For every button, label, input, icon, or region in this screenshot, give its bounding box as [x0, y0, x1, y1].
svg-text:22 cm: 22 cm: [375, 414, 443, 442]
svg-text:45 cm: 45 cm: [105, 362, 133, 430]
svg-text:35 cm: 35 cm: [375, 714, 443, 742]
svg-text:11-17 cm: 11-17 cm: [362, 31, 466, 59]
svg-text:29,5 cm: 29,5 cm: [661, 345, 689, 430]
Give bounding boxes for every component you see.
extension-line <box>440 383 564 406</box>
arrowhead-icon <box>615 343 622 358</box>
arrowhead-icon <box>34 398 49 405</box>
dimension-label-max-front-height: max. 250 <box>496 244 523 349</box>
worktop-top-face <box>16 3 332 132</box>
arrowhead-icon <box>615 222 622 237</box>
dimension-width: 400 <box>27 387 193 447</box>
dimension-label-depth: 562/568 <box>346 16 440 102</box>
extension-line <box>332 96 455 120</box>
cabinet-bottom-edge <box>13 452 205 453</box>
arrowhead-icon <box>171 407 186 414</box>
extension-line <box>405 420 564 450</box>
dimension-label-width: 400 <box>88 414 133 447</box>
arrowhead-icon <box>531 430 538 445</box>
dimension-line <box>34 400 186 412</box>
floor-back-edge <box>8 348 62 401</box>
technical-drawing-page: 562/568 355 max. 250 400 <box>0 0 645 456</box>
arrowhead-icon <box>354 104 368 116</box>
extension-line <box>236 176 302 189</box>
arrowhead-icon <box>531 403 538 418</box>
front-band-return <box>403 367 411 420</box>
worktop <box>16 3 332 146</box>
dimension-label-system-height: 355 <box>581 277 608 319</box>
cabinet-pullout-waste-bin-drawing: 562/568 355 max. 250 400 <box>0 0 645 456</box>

- - - - - - -

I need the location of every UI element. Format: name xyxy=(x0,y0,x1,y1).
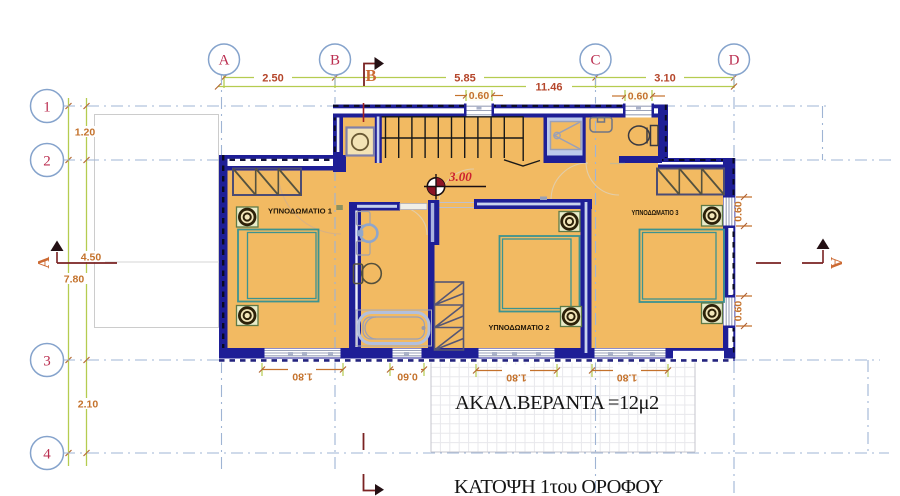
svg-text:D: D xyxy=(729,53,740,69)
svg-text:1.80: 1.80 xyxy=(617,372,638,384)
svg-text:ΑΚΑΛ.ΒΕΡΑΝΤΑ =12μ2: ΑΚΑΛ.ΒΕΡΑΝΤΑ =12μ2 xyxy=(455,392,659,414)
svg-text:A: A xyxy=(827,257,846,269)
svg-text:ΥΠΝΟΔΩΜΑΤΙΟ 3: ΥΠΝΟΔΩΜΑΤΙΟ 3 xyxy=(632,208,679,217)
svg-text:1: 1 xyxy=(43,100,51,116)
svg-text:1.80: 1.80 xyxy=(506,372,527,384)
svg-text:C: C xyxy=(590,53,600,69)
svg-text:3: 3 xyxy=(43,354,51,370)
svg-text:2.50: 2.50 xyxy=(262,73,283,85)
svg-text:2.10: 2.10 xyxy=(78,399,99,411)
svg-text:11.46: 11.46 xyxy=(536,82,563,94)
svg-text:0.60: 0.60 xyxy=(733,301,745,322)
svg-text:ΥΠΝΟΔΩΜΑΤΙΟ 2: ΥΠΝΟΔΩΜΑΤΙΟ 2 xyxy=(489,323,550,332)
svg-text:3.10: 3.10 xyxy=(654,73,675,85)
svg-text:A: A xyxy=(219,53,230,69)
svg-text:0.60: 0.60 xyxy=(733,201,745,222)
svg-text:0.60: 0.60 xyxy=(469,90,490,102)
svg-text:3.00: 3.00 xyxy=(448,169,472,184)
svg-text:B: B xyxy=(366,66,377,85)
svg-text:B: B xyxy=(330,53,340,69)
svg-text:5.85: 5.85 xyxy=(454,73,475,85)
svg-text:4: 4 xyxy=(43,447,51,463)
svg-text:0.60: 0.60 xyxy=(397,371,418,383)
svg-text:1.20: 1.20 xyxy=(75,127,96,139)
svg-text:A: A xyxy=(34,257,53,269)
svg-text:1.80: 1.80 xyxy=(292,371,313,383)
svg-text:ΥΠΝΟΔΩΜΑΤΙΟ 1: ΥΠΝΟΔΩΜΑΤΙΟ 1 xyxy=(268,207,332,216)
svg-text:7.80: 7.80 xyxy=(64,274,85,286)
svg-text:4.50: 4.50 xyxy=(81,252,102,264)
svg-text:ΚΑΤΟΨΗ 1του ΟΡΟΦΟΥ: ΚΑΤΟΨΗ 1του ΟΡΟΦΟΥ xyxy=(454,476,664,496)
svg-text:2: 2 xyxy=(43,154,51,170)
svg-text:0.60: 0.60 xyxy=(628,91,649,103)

- - - - - - -

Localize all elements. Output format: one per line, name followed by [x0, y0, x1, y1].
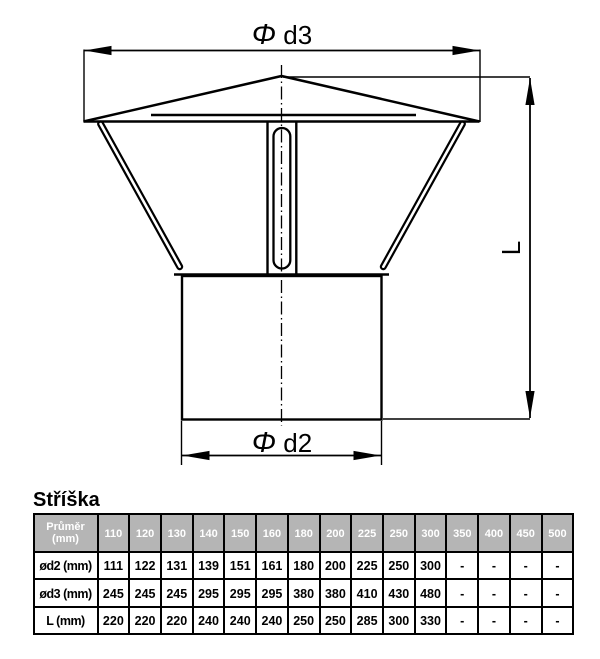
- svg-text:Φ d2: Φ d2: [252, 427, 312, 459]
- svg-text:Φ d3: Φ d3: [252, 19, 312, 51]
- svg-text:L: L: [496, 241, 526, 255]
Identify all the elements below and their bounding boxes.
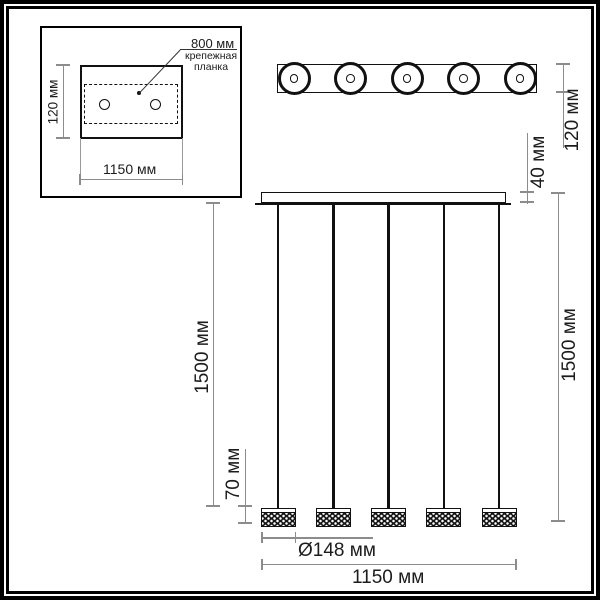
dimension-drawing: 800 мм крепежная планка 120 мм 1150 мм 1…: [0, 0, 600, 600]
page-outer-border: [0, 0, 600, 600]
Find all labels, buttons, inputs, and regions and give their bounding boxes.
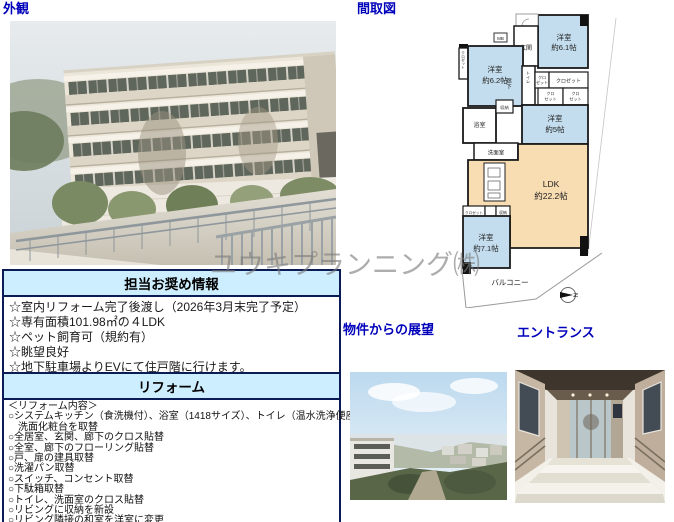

- - - - - - -

How many lines of the records above contain the word "boxes"? Reply with the number only.

3